[Collected data entries]
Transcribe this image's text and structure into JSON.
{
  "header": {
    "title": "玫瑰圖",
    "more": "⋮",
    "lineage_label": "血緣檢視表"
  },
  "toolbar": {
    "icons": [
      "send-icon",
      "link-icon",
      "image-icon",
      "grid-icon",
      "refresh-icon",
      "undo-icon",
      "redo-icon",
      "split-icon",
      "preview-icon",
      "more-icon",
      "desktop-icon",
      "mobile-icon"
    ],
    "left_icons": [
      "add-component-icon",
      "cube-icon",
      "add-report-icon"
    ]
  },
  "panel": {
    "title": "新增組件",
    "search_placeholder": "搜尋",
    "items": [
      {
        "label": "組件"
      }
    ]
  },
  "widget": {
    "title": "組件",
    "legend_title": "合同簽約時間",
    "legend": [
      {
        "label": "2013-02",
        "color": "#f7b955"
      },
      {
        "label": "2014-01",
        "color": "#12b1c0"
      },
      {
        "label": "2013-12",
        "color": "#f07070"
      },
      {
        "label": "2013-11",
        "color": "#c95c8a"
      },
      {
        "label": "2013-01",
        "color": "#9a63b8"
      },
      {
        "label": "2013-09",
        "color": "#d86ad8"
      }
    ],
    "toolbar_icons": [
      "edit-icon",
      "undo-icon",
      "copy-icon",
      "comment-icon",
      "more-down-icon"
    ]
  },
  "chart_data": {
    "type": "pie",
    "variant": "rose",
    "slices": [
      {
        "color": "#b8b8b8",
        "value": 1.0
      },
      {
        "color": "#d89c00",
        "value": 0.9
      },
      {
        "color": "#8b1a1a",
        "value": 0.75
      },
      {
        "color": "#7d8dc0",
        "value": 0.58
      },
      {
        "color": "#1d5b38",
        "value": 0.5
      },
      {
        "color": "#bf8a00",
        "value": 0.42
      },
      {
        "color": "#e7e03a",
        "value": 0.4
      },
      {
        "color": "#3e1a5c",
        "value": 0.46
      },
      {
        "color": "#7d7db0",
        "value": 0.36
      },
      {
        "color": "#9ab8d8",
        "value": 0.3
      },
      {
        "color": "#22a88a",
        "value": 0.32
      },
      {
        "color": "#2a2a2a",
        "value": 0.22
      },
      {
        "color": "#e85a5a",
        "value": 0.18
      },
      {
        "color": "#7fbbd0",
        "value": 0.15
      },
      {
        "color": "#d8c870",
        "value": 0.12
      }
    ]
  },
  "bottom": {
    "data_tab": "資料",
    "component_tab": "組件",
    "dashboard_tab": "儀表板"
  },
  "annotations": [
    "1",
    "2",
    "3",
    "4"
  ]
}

Problem statement:
Would you give the material above again, complete and exact?

Answer in full:
Transcribe this image's text and structure into JSON.
{
  "header": {
    "title": "玫瑰圖",
    "more": "⋮",
    "lineage_label": "血緣檢視表"
  },
  "toolbar": {
    "icons": [
      "send-icon",
      "link-icon",
      "image-icon",
      "grid-icon",
      "refresh-icon",
      "undo-icon",
      "redo-icon",
      "split-icon",
      "preview-icon",
      "more-icon",
      "desktop-icon",
      "mobile-icon"
    ],
    "left_icons": [
      "add-component-icon",
      "cube-icon",
      "add-report-icon"
    ]
  },
  "panel": {
    "title": "新增組件",
    "search_placeholder": "搜尋",
    "items": [
      {
        "label": "組件"
      }
    ]
  },
  "widget": {
    "title": "組件",
    "legend_title": "合同簽約時間",
    "legend": [
      {
        "label": "2013-02",
        "color": "#f7b955"
      },
      {
        "label": "2014-01",
        "color": "#12b1c0"
      },
      {
        "label": "2013-12",
        "color": "#f07070"
      },
      {
        "label": "2013-11",
        "color": "#c95c8a"
      },
      {
        "label": "2013-01",
        "color": "#9a63b8"
      },
      {
        "label": "2013-09",
        "color": "#d86ad8"
      }
    ],
    "toolbar_icons": [
      "edit-icon",
      "undo-icon",
      "copy-icon",
      "comment-icon",
      "more-down-icon"
    ]
  },
  "chart_data": {
    "type": "pie",
    "variant": "rose",
    "slices": [
      {
        "color": "#b8b8b8",
        "value": 1.0
      },
      {
        "color": "#d89c00",
        "value": 0.9
      },
      {
        "color": "#8b1a1a",
        "value": 0.75
      },
      {
        "color": "#7d8dc0",
        "value": 0.58
      },
      {
        "color": "#1d5b38",
        "value": 0.5
      },
      {
        "color": "#bf8a00",
        "value": 0.42
      },
      {
        "color": "#e7e03a",
        "value": 0.4
      },
      {
        "color": "#3e1a5c",
        "value": 0.46
      },
      {
        "color": "#7d7db0",
        "value": 0.36
      },
      {
        "color": "#9ab8d8",
        "value": 0.3
      },
      {
        "color": "#22a88a",
        "value": 0.32
      },
      {
        "color": "#2a2a2a",
        "value": 0.22
      },
      {
        "color": "#e85a5a",
        "value": 0.18
      },
      {
        "color": "#7fbbd0",
        "value": 0.15
      },
      {
        "color": "#d8c870",
        "value": 0.12
      }
    ]
  },
  "bottom": {
    "data_tab": "資料",
    "component_tab": "組件",
    "dashboard_tab": "儀表板"
  },
  "annotations": [
    "1",
    "2",
    "3",
    "4"
  ]
}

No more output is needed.